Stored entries
-- START --

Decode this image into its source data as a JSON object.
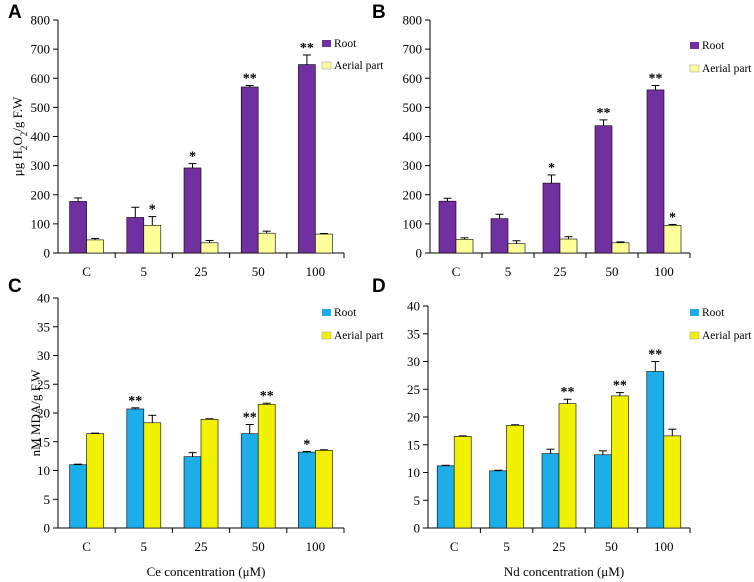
{
  "chart_data": [
    {
      "panel": "A",
      "type": "bar",
      "categories": [
        "C",
        "5",
        "25",
        "50",
        "100"
      ],
      "series": [
        {
          "name": "Root",
          "color": "#7030A0",
          "values": [
            177,
            122,
            292,
            570,
            647
          ],
          "errors": [
            12,
            35,
            15,
            5,
            33
          ],
          "sig": [
            "",
            "",
            "*",
            "**",
            "**"
          ]
        },
        {
          "name": "Aerial part",
          "color": "#FFFF99",
          "values": [
            45,
            95,
            35,
            68,
            65
          ],
          "errors": [
            5,
            30,
            8,
            7,
            2
          ],
          "sig": [
            "",
            "*",
            "",
            "",
            ""
          ]
        }
      ],
      "ylim": [
        0,
        800
      ],
      "yticks": [
        "0",
        "100",
        "200",
        "300",
        "400",
        "500",
        "600",
        "700",
        "800"
      ],
      "ylabel": "μg H2O2/g F.W",
      "ylabel_parts": [
        "μg H",
        "2",
        "O",
        "2",
        "/g F.W"
      ],
      "xlabel": ""
    },
    {
      "panel": "B",
      "type": "bar",
      "categories": [
        "C",
        "5",
        "25",
        "50",
        "100"
      ],
      "series": [
        {
          "name": "Root",
          "color": "#7030A0",
          "values": [
            178,
            118,
            240,
            437,
            560
          ],
          "errors": [
            10,
            15,
            28,
            20,
            15
          ],
          "sig": [
            "",
            "",
            "*",
            "**",
            "**"
          ]
        },
        {
          "name": "Aerial part",
          "color": "#FFFF99",
          "values": [
            47,
            32,
            48,
            35,
            95
          ],
          "errors": [
            5,
            10,
            8,
            3,
            3
          ],
          "sig": [
            "",
            "",
            "",
            "",
            "*"
          ]
        }
      ],
      "ylim": [
        0,
        800
      ],
      "yticks": [
        "0",
        "100",
        "200",
        "300",
        "400",
        "500",
        "600",
        "700",
        "800"
      ],
      "ylabel": "",
      "xlabel": ""
    },
    {
      "panel": "C",
      "type": "bar",
      "categories": [
        "C",
        "5",
        "25",
        "50",
        "100"
      ],
      "series": [
        {
          "name": "Root",
          "color": "#1CAEE8",
          "values": [
            11.0,
            20.7,
            12.4,
            16.4,
            13.2
          ],
          "errors": [
            0.1,
            0.2,
            0.7,
            1.6,
            0.1
          ],
          "sig": [
            "",
            "**",
            "",
            "**",
            "*"
          ]
        },
        {
          "name": "Aerial part",
          "color": "#F2F200",
          "values": [
            16.4,
            18.3,
            18.9,
            21.5,
            13.5
          ],
          "errors": [
            0.1,
            1.3,
            0.1,
            0.2,
            0.1
          ],
          "sig": [
            "",
            "",
            "",
            "**",
            ""
          ]
        }
      ],
      "ylim": [
        0,
        40
      ],
      "yticks": [
        "0",
        "5",
        "10",
        "15",
        "20",
        "25",
        "30",
        "35",
        "40"
      ],
      "ylabel": "nM MDA/g F.W",
      "xlabel": "Ce concentration (μM)"
    },
    {
      "panel": "D",
      "type": "bar",
      "categories": [
        "C",
        "5",
        "25",
        "50",
        "100"
      ],
      "series": [
        {
          "name": "Root",
          "color": "#1CAEE8",
          "values": [
            11.2,
            10.3,
            13.4,
            13.2,
            28.2
          ],
          "errors": [
            0.1,
            0.1,
            0.8,
            0.7,
            1.8
          ],
          "sig": [
            "",
            "",
            "",
            "",
            "**"
          ]
        },
        {
          "name": "Aerial part",
          "color": "#F2F200",
          "values": [
            16.5,
            18.5,
            22.4,
            23.8,
            16.6
          ],
          "errors": [
            0.1,
            0.1,
            0.8,
            0.6,
            1.2
          ],
          "sig": [
            "",
            "",
            "**",
            "**",
            ""
          ]
        }
      ],
      "ylim": [
        0,
        40
      ],
      "yticks": [
        "0",
        "5",
        "10",
        "15",
        "20",
        "25",
        "30",
        "35",
        "40"
      ],
      "ylabel": "",
      "xlabel": "Nd concentration (μM)"
    }
  ]
}
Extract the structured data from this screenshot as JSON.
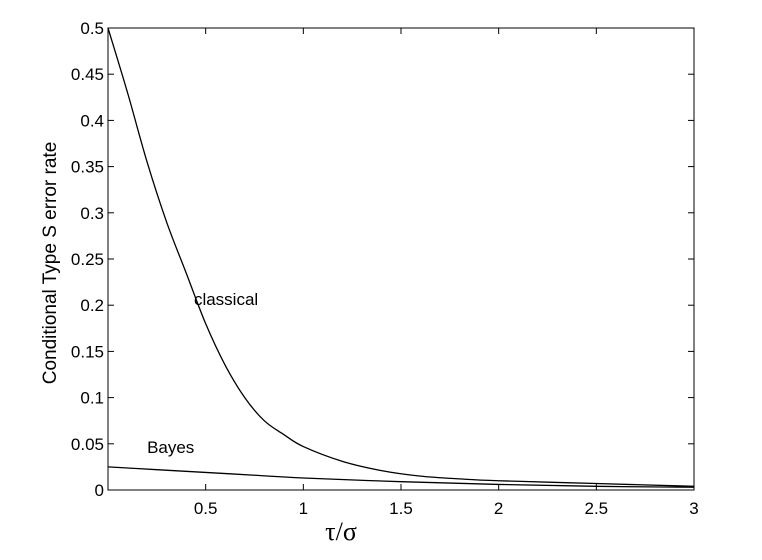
{
  "chart_data": {
    "type": "line",
    "title": "",
    "xlabel": "τ/σ",
    "ylabel": "Conditional Type S error rate",
    "xlim": [
      0,
      3
    ],
    "ylim": [
      0,
      0.5
    ],
    "x_ticks": [
      0.5,
      1,
      1.5,
      2,
      2.5,
      3
    ],
    "x_tick_labels": [
      "0.5",
      "1",
      "1.5",
      "2",
      "2.5",
      "3"
    ],
    "y_ticks": [
      0,
      0.05,
      0.1,
      0.15,
      0.2,
      0.25,
      0.3,
      0.35,
      0.4,
      0.45,
      0.5
    ],
    "y_tick_labels": [
      "0",
      "0.05",
      "0.1",
      "0.15",
      "0.2",
      "0.25",
      "0.3",
      "0.35",
      "0.4",
      "0.45",
      "0.5"
    ],
    "grid": false,
    "series": [
      {
        "name": "classical",
        "color": "#000000",
        "x": [
          0,
          0.1,
          0.2,
          0.3,
          0.4,
          0.5,
          0.6,
          0.7,
          0.8,
          0.9,
          1.0,
          1.2,
          1.4,
          1.6,
          1.8,
          2.0,
          2.5,
          3.0
        ],
        "y": [
          0.5,
          0.43,
          0.355,
          0.29,
          0.235,
          0.18,
          0.135,
          0.1,
          0.075,
          0.06,
          0.047,
          0.031,
          0.021,
          0.015,
          0.012,
          0.01,
          0.007,
          0.004
        ]
      },
      {
        "name": "Bayes",
        "color": "#000000",
        "x": [
          0,
          0.25,
          0.5,
          0.75,
          1.0,
          1.5,
          2.0,
          2.5,
          3.0
        ],
        "y": [
          0.025,
          0.022,
          0.019,
          0.016,
          0.013,
          0.009,
          0.006,
          0.004,
          0.003
        ]
      }
    ],
    "annotations": [
      {
        "text": "classical",
        "x": 0.44,
        "y": 0.2
      },
      {
        "text": "Bayes",
        "x": 0.2,
        "y": 0.04
      }
    ]
  }
}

-- END --

## What the exercise asks
Each line of the data should be quoted exactly, with pictures left out.

## Solution
Decode this image into its source data as a JSON object.
{
  "chart_data": [
    {
      "panel": "A",
      "type": "bar",
      "categories": [
        "C",
        "5",
        "25",
        "50",
        "100"
      ],
      "series": [
        {
          "name": "Root",
          "color": "#7030A0",
          "values": [
            177,
            122,
            292,
            570,
            647
          ],
          "errors": [
            12,
            35,
            15,
            5,
            33
          ],
          "sig": [
            "",
            "",
            "*",
            "**",
            "**"
          ]
        },
        {
          "name": "Aerial part",
          "color": "#FFFF99",
          "values": [
            45,
            95,
            35,
            68,
            65
          ],
          "errors": [
            5,
            30,
            8,
            7,
            2
          ],
          "sig": [
            "",
            "*",
            "",
            "",
            ""
          ]
        }
      ],
      "ylim": [
        0,
        800
      ],
      "yticks": [
        "0",
        "100",
        "200",
        "300",
        "400",
        "500",
        "600",
        "700",
        "800"
      ],
      "ylabel": "μg H2O2/g F.W",
      "ylabel_parts": [
        "μg H",
        "2",
        "O",
        "2",
        "/g F.W"
      ],
      "xlabel": ""
    },
    {
      "panel": "B",
      "type": "bar",
      "categories": [
        "C",
        "5",
        "25",
        "50",
        "100"
      ],
      "series": [
        {
          "name": "Root",
          "color": "#7030A0",
          "values": [
            178,
            118,
            240,
            437,
            560
          ],
          "errors": [
            10,
            15,
            28,
            20,
            15
          ],
          "sig": [
            "",
            "",
            "*",
            "**",
            "**"
          ]
        },
        {
          "name": "Aerial part",
          "color": "#FFFF99",
          "values": [
            47,
            32,
            48,
            35,
            95
          ],
          "errors": [
            5,
            10,
            8,
            3,
            3
          ],
          "sig": [
            "",
            "",
            "",
            "",
            "*"
          ]
        }
      ],
      "ylim": [
        0,
        800
      ],
      "yticks": [
        "0",
        "100",
        "200",
        "300",
        "400",
        "500",
        "600",
        "700",
        "800"
      ],
      "ylabel": "",
      "xlabel": ""
    },
    {
      "panel": "C",
      "type": "bar",
      "categories": [
        "C",
        "5",
        "25",
        "50",
        "100"
      ],
      "series": [
        {
          "name": "Root",
          "color": "#1CAEE8",
          "values": [
            11.0,
            20.7,
            12.4,
            16.4,
            13.2
          ],
          "errors": [
            0.1,
            0.2,
            0.7,
            1.6,
            0.1
          ],
          "sig": [
            "",
            "**",
            "",
            "**",
            "*"
          ]
        },
        {
          "name": "Aerial part",
          "color": "#F2F200",
          "values": [
            16.4,
            18.3,
            18.9,
            21.5,
            13.5
          ],
          "errors": [
            0.1,
            1.3,
            0.1,
            0.2,
            0.1
          ],
          "sig": [
            "",
            "",
            "",
            "**",
            ""
          ]
        }
      ],
      "ylim": [
        0,
        40
      ],
      "yticks": [
        "0",
        "5",
        "10",
        "15",
        "20",
        "25",
        "30",
        "35",
        "40"
      ],
      "ylabel": "nM MDA/g F.W",
      "xlabel": "Ce concentration (μM)"
    },
    {
      "panel": "D",
      "type": "bar",
      "categories": [
        "C",
        "5",
        "25",
        "50",
        "100"
      ],
      "series": [
        {
          "name": "Root",
          "color": "#1CAEE8",
          "values": [
            11.2,
            10.3,
            13.4,
            13.2,
            28.2
          ],
          "errors": [
            0.1,
            0.1,
            0.8,
            0.7,
            1.8
          ],
          "sig": [
            "",
            "",
            "",
            "",
            "**"
          ]
        },
        {
          "name": "Aerial part",
          "color": "#F2F200",
          "values": [
            16.5,
            18.5,
            22.4,
            23.8,
            16.6
          ],
          "errors": [
            0.1,
            0.1,
            0.8,
            0.6,
            1.2
          ],
          "sig": [
            "",
            "",
            "**",
            "**",
            ""
          ]
        }
      ],
      "ylim": [
        0,
        40
      ],
      "yticks": [
        "0",
        "5",
        "10",
        "15",
        "20",
        "25",
        "30",
        "35",
        "40"
      ],
      "ylabel": "",
      "xlabel": "Nd concentration (μM)"
    }
  ]
}
Extract the structured data from this screenshot as JSON.
{
  "chart_data": {
    "type": "line",
    "title": "",
    "xlabel": "τ/σ",
    "ylabel": "Conditional Type S error rate",
    "xlim": [
      0,
      3
    ],
    "ylim": [
      0,
      0.5
    ],
    "x_ticks": [
      0.5,
      1,
      1.5,
      2,
      2.5,
      3
    ],
    "x_tick_labels": [
      "0.5",
      "1",
      "1.5",
      "2",
      "2.5",
      "3"
    ],
    "y_ticks": [
      0,
      0.05,
      0.1,
      0.15,
      0.2,
      0.25,
      0.3,
      0.35,
      0.4,
      0.45,
      0.5
    ],
    "y_tick_labels": [
      "0",
      "0.05",
      "0.1",
      "0.15",
      "0.2",
      "0.25",
      "0.3",
      "0.35",
      "0.4",
      "0.45",
      "0.5"
    ],
    "grid": false,
    "series": [
      {
        "name": "classical",
        "color": "#000000",
        "x": [
          0,
          0.1,
          0.2,
          0.3,
          0.4,
          0.5,
          0.6,
          0.7,
          0.8,
          0.9,
          1.0,
          1.2,
          1.4,
          1.6,
          1.8,
          2.0,
          2.5,
          3.0
        ],
        "y": [
          0.5,
          0.43,
          0.355,
          0.29,
          0.235,
          0.18,
          0.135,
          0.1,
          0.075,
          0.06,
          0.047,
          0.031,
          0.021,
          0.015,
          0.012,
          0.01,
          0.007,
          0.004
        ]
      },
      {
        "name": "Bayes",
        "color": "#000000",
        "x": [
          0,
          0.25,
          0.5,
          0.75,
          1.0,
          1.5,
          2.0,
          2.5,
          3.0
        ],
        "y": [
          0.025,
          0.022,
          0.019,
          0.016,
          0.013,
          0.009,
          0.006,
          0.004,
          0.003
        ]
      }
    ],
    "annotations": [
      {
        "text": "classical",
        "x": 0.44,
        "y": 0.2
      },
      {
        "text": "Bayes",
        "x": 0.2,
        "y": 0.04
      }
    ]
  }
}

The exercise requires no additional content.